- _Selected text_:
---*---

Taxes and municipal bonds are the primary financial sources for governments to provide public services and maintain infrastructure.

Federal, state, and local governments collect several types of taxes. Property taxes on real estate owners are often the largest revenue generator for local and state governments. These tax payments often fund public safety and schools. Sales taxes are also a common revenue stream.

In the U.S., 41 states impose income taxes on individuals and businesses. Nine states generate income from other sources. For example, Florida relies on tourism taxes like rental taxes, a rental car surcharge, and a tourism development tax. Texas residents pay some of the highest property taxes in the country, and Tennessee residents and visitors pay one of the highest sales tax rates. Alaska charges steep tax rates on oil and gas companies operating in the state.

States and local governments also sometimes create special taxes or one-time assessments that are for a specific purpose, such as infrastructure upgrades.

Limits and Exceptions of Taxes

Taxes are not an endless money source for governments. There are constitutional and legal limits to how taxes are imposed. Many states also create exceptions that citizens can qualify for and be exempt from paying. This is common with property taxes, where homestead, senior, and nonprofit exemptions exist.

Municipal Bonds

A municipal bond is a type of investment banking tool. Investors or financial institutions lend a government entity money. The government agrees to pay back the loan value plus interest on a pre-agreed-upon date. Bond issuance provides upfront money for infrastructure, schools, utilities, and other public needs. This helps governments take on larger projects by spreading out costs over the long term.

---*---

- _Parts of the exercise_:
1. In the text on how governments raise money, which three kinds of property tax exemptions are named?
2. Continue the text on government taxes and municipal bonds, picking up after its final sentence.

- _Source material_:
---*---

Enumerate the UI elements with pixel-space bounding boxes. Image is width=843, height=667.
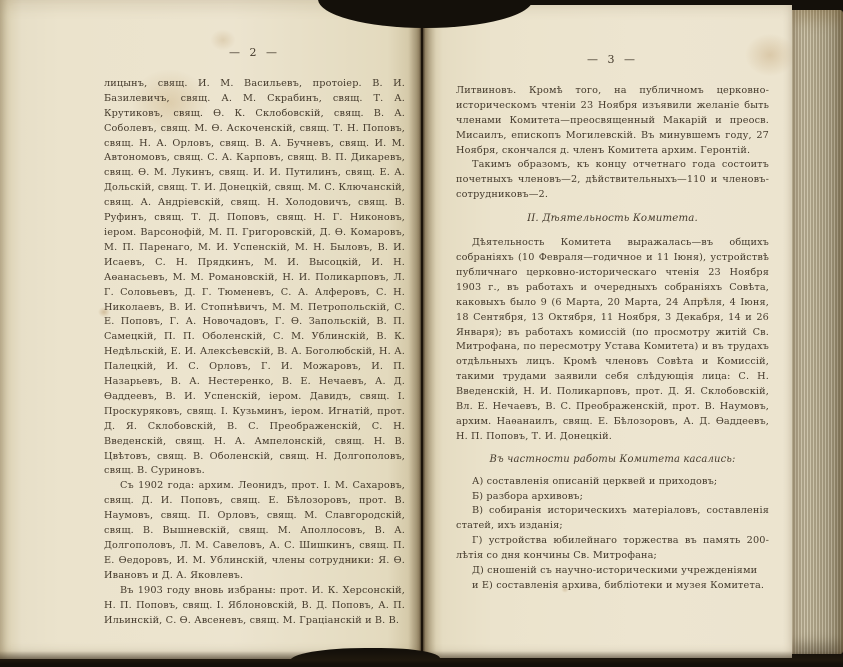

---*---

- _Responses per task_:
1. Homestead, senior, and nonprofit exemptions.

2.
There are two types of bonds that governments use. A general obligation bond is backed by the full faith, credit, and taxing authority of the issuing entity. Repayment is guaranteed through future tax revenues. Revenue bonds are backed by income generated from specific projects, like tolls and utilities. This type of bond is a higher risk than general obligation bonds, but often yields more. Interest from municipal bonds is often exempt from federal income tax, making it an attractive investment option.

The Process of Issuing Municipal Bonds

The first step in issuing a municipal bond is to evaluate funding requirements and align those with capital plans and debt capacity. The state legislature or city council will typically need to approve.

Decision makers may employ professionals as advisers. This could include a bond counsel, municipal adviser, underwriter, or credit rating agency. The next phase is to determine the details of the municipal bond. This includes bond type (GO vs. revenue), term, interest rates (fixed/variable), callable features, and credit enhancements.

Tax-exempt status will also need to be addressed during the structuring process to ensure IRS compliance. As with any financial service, the bond’s credit rating must be established. The credit score influences interest rates and investor appeal. A sale via competitive bidding or a negotiated offering takes place. Underwriters will then distribute the official statement and attract investors.

The public budget process follows legally defined steps that ensure accountability and transparency for governments collecting and allocating taxpayer dollars. The budget cycle typically:

  • Begins with planning, revenue forecasting, and departmental requests
  • Moves to executive proposal and legislative review
  • Ends with adoption, execution, financial reporting, and year-end auditing

Each stage is governed by statutes that dictate timing, public disclosure, and fiscal controls. Many jurisdictions also enforce balanced-budget requirements, meaning governments must adjust midyear if revenues fall short.

An appropriation authorizes public spending for specific purposes and within set timeframes. Governments cannot spend funds without legal authority, and violations like overspending can trigger penalties.

“Earmarking” adds further constraints by dedicating certain revenue streams to defined uses, such as highway fuel taxes or lottery proceeds for education. Similarly, restrictions exist on fund transfers and reprogramming. Moving money across accounts often requires legislative approval, repayment terms, or compliance with bond covenants and grant conditions. Reserve funds or “rainy day” accounts also come with rules limiting when and how they may be used.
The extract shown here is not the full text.